### Given exercise
Transcribe every line exactly. Leave the pictures behind.

### Records provided
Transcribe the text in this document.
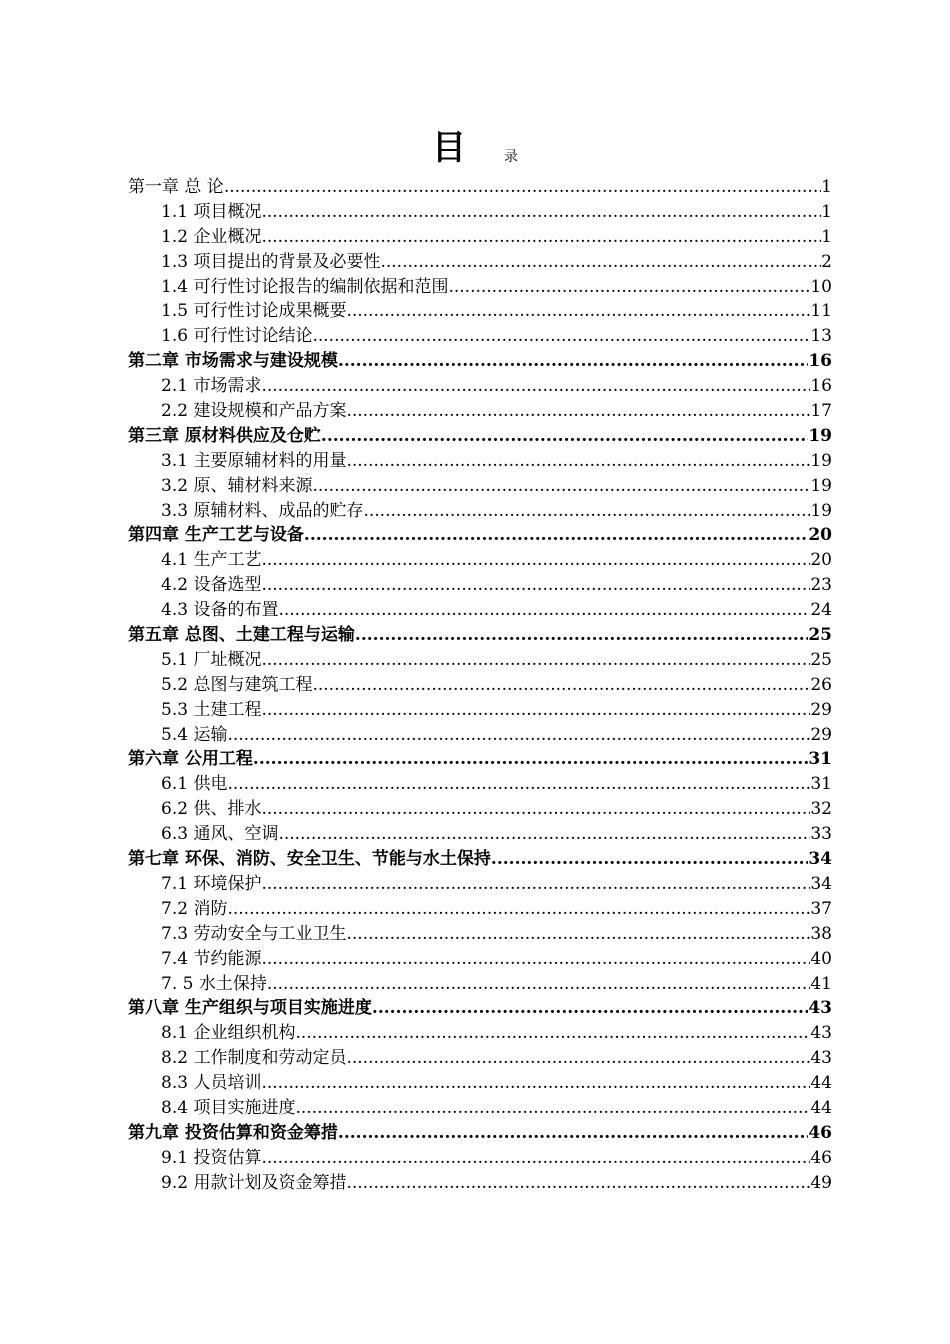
目	录
第一章 总 论 .....	1
1.1 项目概况 .....	1
1.2 企业概况 .....	1
1.3 项目提出的背景及必要性 .....	2
1.4 可行性讨论报告的编制依据和范围 .....	10
1.5 可行性讨论成果概要 .....	11
1.6 可行性讨论结论 .....	13
第二章 市场需求与建设规模 .....	16
2.1 市场需求 .....	16
2.2 建设规模和产品方案 .....	17
第三章 原材料供应及仓贮 .....	19
3.1 主要原辅材料的用量 .....	19
3.2 原、辅材料来源 .....	19
3.3 原辅材料、成品的贮存 .....	19
第四章 生产工艺与设备 .....	20
4.1 生产工艺 .....	20
4.2 设备选型 .....	23
4.3 设备的布置 .....	24
第五章 总图、土建工程与运输 .....	25
5.1 厂址概况 .....	25
5.2 总图与建筑工程 .....	26
5.3 土建工程 .....	29
5.4 运输 .....	29
第六章 公用工程 .....	31
6.1 供电 .....	31
6.2 供、排水 .....	32
6.3 通风、空调 .....	33
第七章 环保、消防、安全卫生、节能与水土保持 .....	34
7.1 环境保护 .....	34
7.2 消防 .....	37
7.3 劳动安全与工业卫生 .....	38
7.4 节约能源 .....	40
7. 5 水土保持 .....	41
第八章 生产组织与项目实施进度 .....	43
8.1 企业组织机构 .....	43
8.2 工作制度和劳动定员 .....	43
8.3 人员培训 .....	44
8.4 项目实施进度 .....	44
第九章 投资估算和资金筹措 .....	46
9.1 投资估算 .....	46
9.2 用款计划及资金筹措 .....	49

### Written response
Transcribe the text in this document.
目	录
第一章 总 论 .....	1
1.1 项目概况 .....	1
1.2 企业概况 .....	1
1.3 项目提出的背景及必要性 .....	2
1.4 可行性讨论报告的编制依据和范围 .....	10
1.5 可行性讨论成果概要 .....	11
1.6 可行性讨论结论 .....	13
第二章 市场需求与建设规模 .....	16
2.1 市场需求 .....	16
2.2 建设规模和产品方案 .....	17
第三章 原材料供应及仓贮 .....	19
3.1 主要原辅材料的用量 .....	19
3.2 原、辅材料来源 .....	19
3.3 原辅材料、成品的贮存 .....	19
第四章 生产工艺与设备 .....	20
4.1 生产工艺 .....	20
4.2 设备选型 .....	23
4.3 设备的布置 .....	24
第五章 总图、土建工程与运输 .....	25
5.1 厂址概况 .....	25
5.2 总图与建筑工程 .....	26
5.3 土建工程 .....	29
5.4 运输 .....	29
第六章 公用工程 .....	31
6.1 供电 .....	31
6.2 供、排水 .....	32
6.3 通风、空调 .....	33
第七章 环保、消防、安全卫生、节能与水土保持 .....	34
7.1 环境保护 .....	34
7.2 消防 .....	37
7.3 劳动安全与工业卫生 .....	38
7.4 节约能源 .....	40
7. 5 水土保持 .....	41
第八章 生产组织与项目实施进度 .....	43
8.1 企业组织机构 .....	43
8.2 工作制度和劳动定员 .....	43
8.3 人员培训 .....	44
8.4 项目实施进度 .....	44
第九章 投资估算和资金筹措 .....	46
9.1 投资估算 .....	46
9.2 用款计划及资金筹措 .....	49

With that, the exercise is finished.